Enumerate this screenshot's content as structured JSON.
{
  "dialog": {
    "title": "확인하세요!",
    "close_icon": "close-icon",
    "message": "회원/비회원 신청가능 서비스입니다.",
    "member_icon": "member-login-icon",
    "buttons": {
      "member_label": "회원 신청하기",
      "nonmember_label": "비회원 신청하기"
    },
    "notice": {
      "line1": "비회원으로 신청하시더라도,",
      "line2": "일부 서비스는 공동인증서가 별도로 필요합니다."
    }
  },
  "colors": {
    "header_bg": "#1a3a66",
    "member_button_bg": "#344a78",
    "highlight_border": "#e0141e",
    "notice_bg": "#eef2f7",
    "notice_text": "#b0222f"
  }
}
************
> [Instruction] What is needed here is an exact reproduction of all the entries.

> [Task output]
Enumerate this screenshot's content as structured JSON.
{
  "dialog": {
    "title": "확인하세요!",
    "close_icon": "close-icon",
    "message": "회원/비회원 신청가능 서비스입니다.",
    "member_icon": "member-login-icon",
    "buttons": {
      "member_label": "회원 신청하기",
      "nonmember_label": "비회원 신청하기"
    },
    "notice": {
      "line1": "비회원으로 신청하시더라도,",
      "line2": "일부 서비스는 공동인증서가 별도로 필요합니다."
    }
  },
  "colors": {
    "header_bg": "#1a3a66",
    "member_button_bg": "#344a78",
    "highlight_border": "#e0141e",
    "notice_bg": "#eef2f7",
    "notice_text": "#b0222f"
  }
}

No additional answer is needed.